§ **SUPPLIED ENTRIES**
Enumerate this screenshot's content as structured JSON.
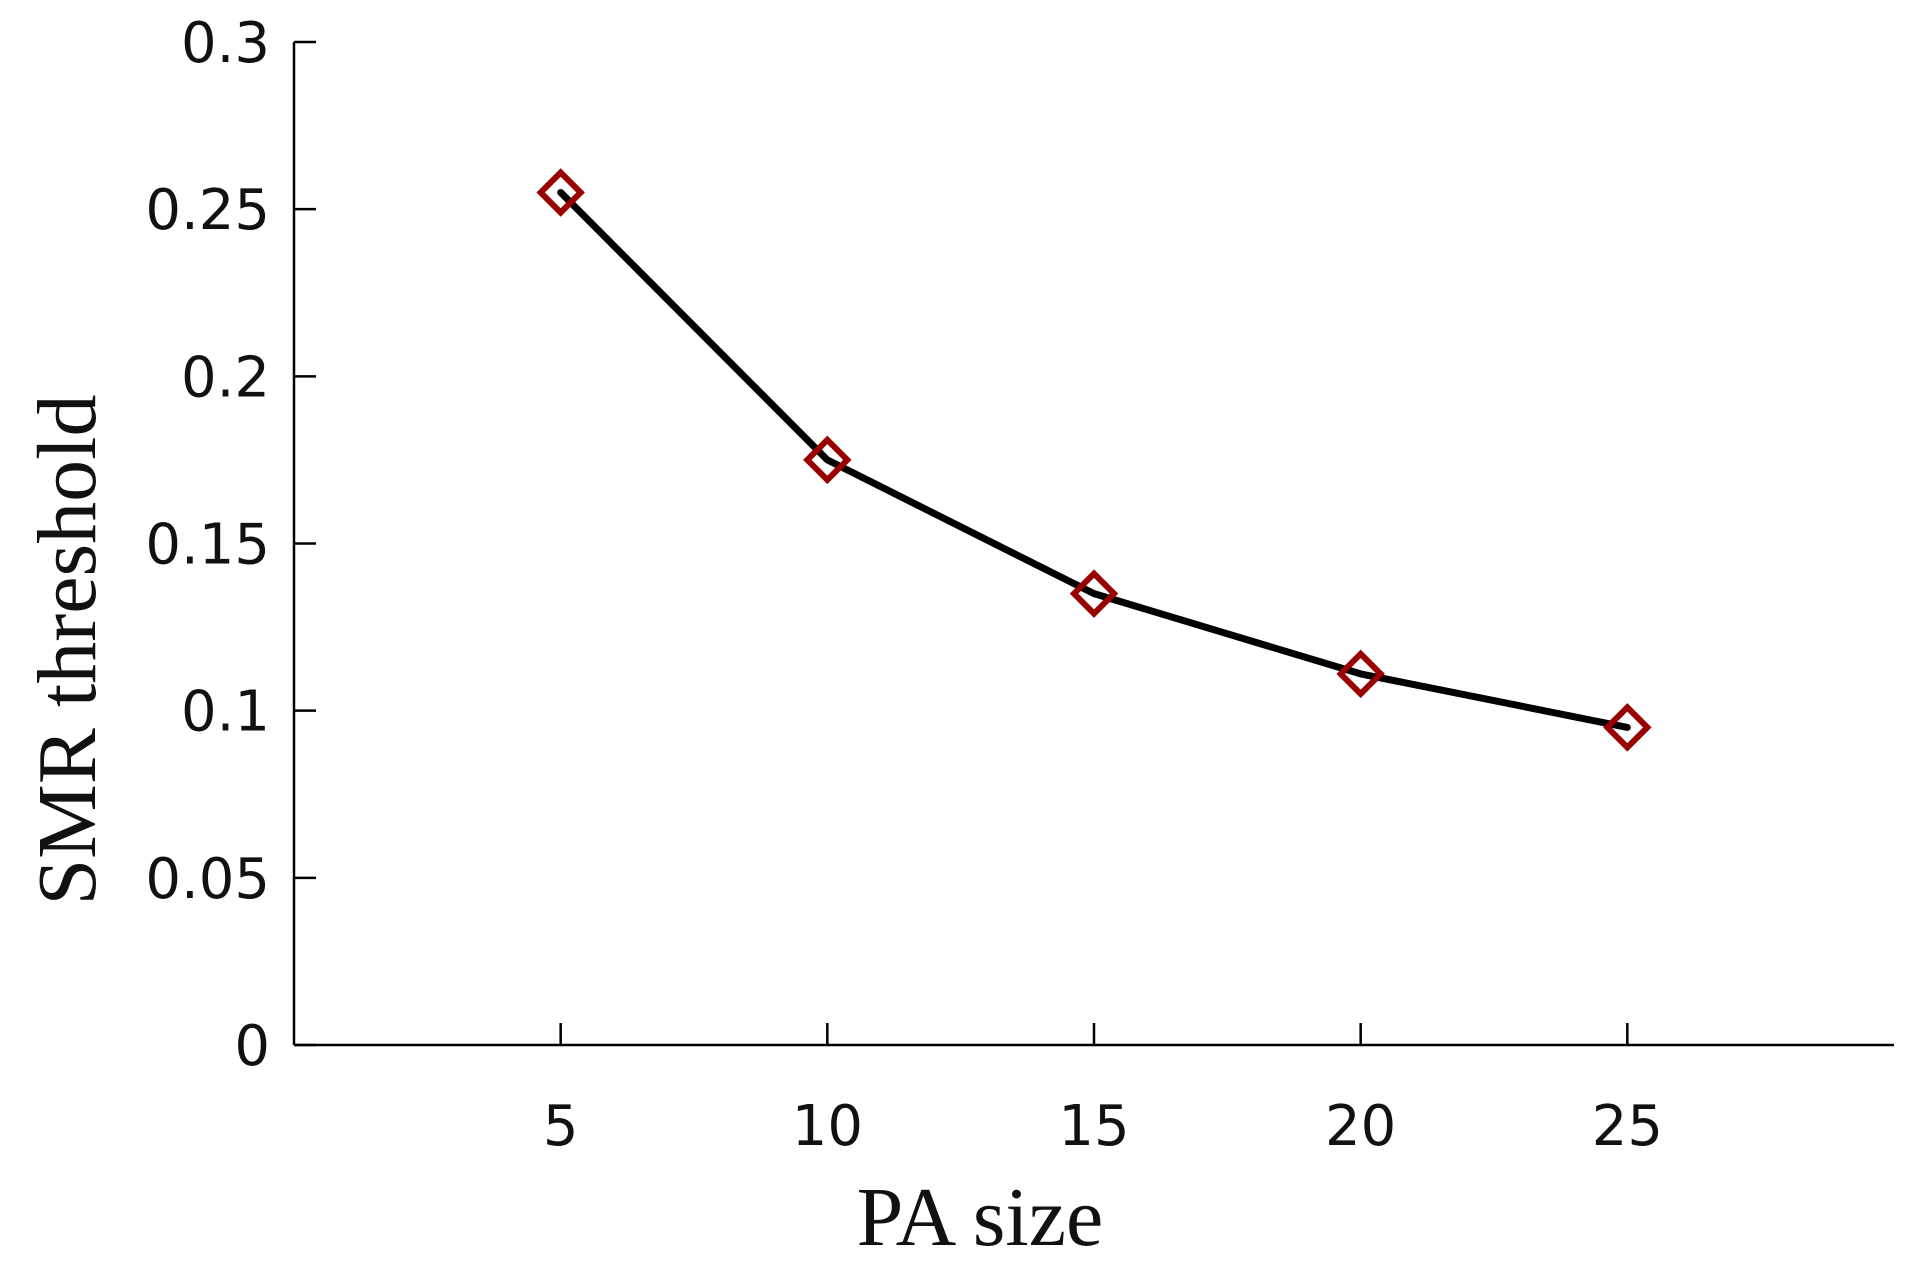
{
  "chart_data": {
    "type": "line",
    "title": "",
    "xlabel": "PA  size",
    "ylabel": "SMR threshold",
    "x": [
      5,
      10,
      15,
      20,
      25
    ],
    "series": [
      {
        "values": [
          0.255,
          0.175,
          0.135,
          0.111,
          0.095
        ]
      }
    ],
    "xlim": [
      0,
      30
    ],
    "ylim": [
      0,
      0.3
    ],
    "x_ticks": [
      5,
      10,
      15,
      20,
      25
    ],
    "x_tick_labels": [
      "5",
      "10",
      "15",
      "20",
      "25"
    ],
    "y_ticks": [
      0,
      0.05,
      0.1,
      0.15,
      0.2,
      0.25,
      0.3
    ],
    "y_tick_labels": [
      "0",
      "0.05",
      "0.1",
      "0.15",
      "0.2",
      "0.25",
      "0.3"
    ],
    "grid": false,
    "legend": "none",
    "line_color": "#000000",
    "marker": "diamond",
    "marker_color": "#990000"
  }
}
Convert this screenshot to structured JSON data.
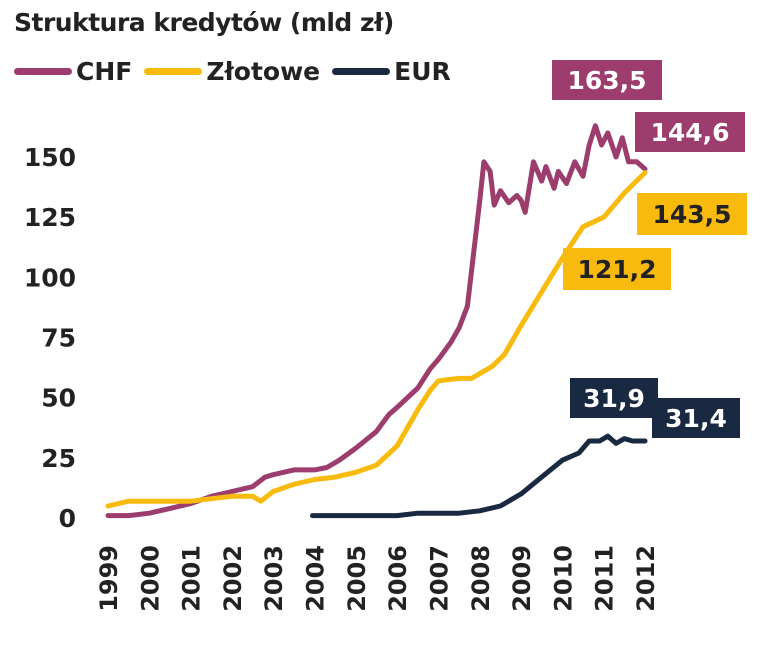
{
  "chart_data": {
    "type": "line",
    "title": "Struktura kredytów (mld  zł)",
    "xlabel": "",
    "ylabel": "",
    "x_ticks": [
      "1999",
      "2000",
      "2001",
      "2002",
      "2003",
      "2004",
      "2005",
      "2006",
      "2007",
      "2008",
      "2009",
      "2010",
      "2011",
      "2012"
    ],
    "y_ticks": [
      0,
      25,
      50,
      75,
      100,
      125,
      150
    ],
    "xlim": [
      1999,
      2012.2
    ],
    "ylim": [
      0,
      170
    ],
    "legend_position": "top-left",
    "grid": false,
    "series": [
      {
        "name": "CHF",
        "color": "#9c3d6e",
        "points": [
          [
            1999.0,
            1
          ],
          [
            1999.5,
            1
          ],
          [
            2000.0,
            2
          ],
          [
            2000.5,
            4
          ],
          [
            2001.0,
            6
          ],
          [
            2001.5,
            9
          ],
          [
            2002.0,
            11
          ],
          [
            2002.5,
            13
          ],
          [
            2002.8,
            17
          ],
          [
            2003.0,
            18
          ],
          [
            2003.5,
            20
          ],
          [
            2004.0,
            20
          ],
          [
            2004.3,
            21
          ],
          [
            2004.6,
            24
          ],
          [
            2005.0,
            29
          ],
          [
            2005.5,
            36
          ],
          [
            2005.8,
            43
          ],
          [
            2006.0,
            46
          ],
          [
            2006.5,
            54
          ],
          [
            2006.8,
            62
          ],
          [
            2007.0,
            66
          ],
          [
            2007.3,
            73
          ],
          [
            2007.5,
            79
          ],
          [
            2007.7,
            88
          ],
          [
            2007.85,
            110
          ],
          [
            2008.0,
            132
          ],
          [
            2008.1,
            148
          ],
          [
            2008.25,
            144
          ],
          [
            2008.35,
            130
          ],
          [
            2008.5,
            136
          ],
          [
            2008.7,
            131
          ],
          [
            2008.9,
            134
          ],
          [
            2009.0,
            132
          ],
          [
            2009.1,
            127
          ],
          [
            2009.3,
            148
          ],
          [
            2009.5,
            140
          ],
          [
            2009.6,
            146
          ],
          [
            2009.8,
            137
          ],
          [
            2009.9,
            144
          ],
          [
            2010.1,
            139
          ],
          [
            2010.3,
            148
          ],
          [
            2010.5,
            142
          ],
          [
            2010.65,
            155
          ],
          [
            2010.8,
            163
          ],
          [
            2010.95,
            155
          ],
          [
            2011.1,
            160
          ],
          [
            2011.3,
            150
          ],
          [
            2011.45,
            158
          ],
          [
            2011.6,
            148
          ],
          [
            2011.8,
            148
          ],
          [
            2012.0,
            145
          ]
        ],
        "end_labels": [
          "163,5",
          "144,6"
        ]
      },
      {
        "name": "Złotowe",
        "color": "#f8ba0c",
        "points": [
          [
            1999.0,
            5
          ],
          [
            1999.5,
            7
          ],
          [
            2000.0,
            7
          ],
          [
            2000.5,
            7
          ],
          [
            2001.0,
            7
          ],
          [
            2001.5,
            8
          ],
          [
            2002.0,
            9
          ],
          [
            2002.5,
            9
          ],
          [
            2002.7,
            7
          ],
          [
            2003.0,
            11
          ],
          [
            2003.5,
            14
          ],
          [
            2004.0,
            16
          ],
          [
            2004.5,
            17
          ],
          [
            2005.0,
            19
          ],
          [
            2005.5,
            22
          ],
          [
            2006.0,
            30
          ],
          [
            2006.5,
            45
          ],
          [
            2006.8,
            53
          ],
          [
            2007.0,
            57
          ],
          [
            2007.5,
            58
          ],
          [
            2007.8,
            58
          ],
          [
            2008.0,
            60
          ],
          [
            2008.3,
            63
          ],
          [
            2008.6,
            68
          ],
          [
            2009.0,
            80
          ],
          [
            2009.5,
            94
          ],
          [
            2010.0,
            108
          ],
          [
            2010.5,
            121
          ],
          [
            2011.0,
            125
          ],
          [
            2011.5,
            135
          ],
          [
            2012.0,
            143.5
          ]
        ],
        "end_labels": [
          "121,2",
          "143,5"
        ]
      },
      {
        "name": "EUR",
        "color": "#1a2942",
        "points": [
          [
            2003.95,
            1
          ],
          [
            2004.5,
            1
          ],
          [
            2005.0,
            1
          ],
          [
            2005.5,
            1
          ],
          [
            2006.0,
            1
          ],
          [
            2006.5,
            2
          ],
          [
            2007.0,
            2
          ],
          [
            2007.5,
            2
          ],
          [
            2008.0,
            3
          ],
          [
            2008.5,
            5
          ],
          [
            2009.0,
            10
          ],
          [
            2009.5,
            17
          ],
          [
            2010.0,
            24
          ],
          [
            2010.4,
            27
          ],
          [
            2010.65,
            32
          ],
          [
            2010.9,
            32
          ],
          [
            2011.1,
            34
          ],
          [
            2011.3,
            31
          ],
          [
            2011.5,
            33
          ],
          [
            2011.7,
            32
          ],
          [
            2012.0,
            32
          ]
        ],
        "end_labels": [
          "31,9",
          "31,4"
        ]
      }
    ]
  }
}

§ **STATED EXERCISE**
Of the lines in the material, how many contain the word "screenshot"? Reply with the number and nothing else.

§ **SOLUTION**
2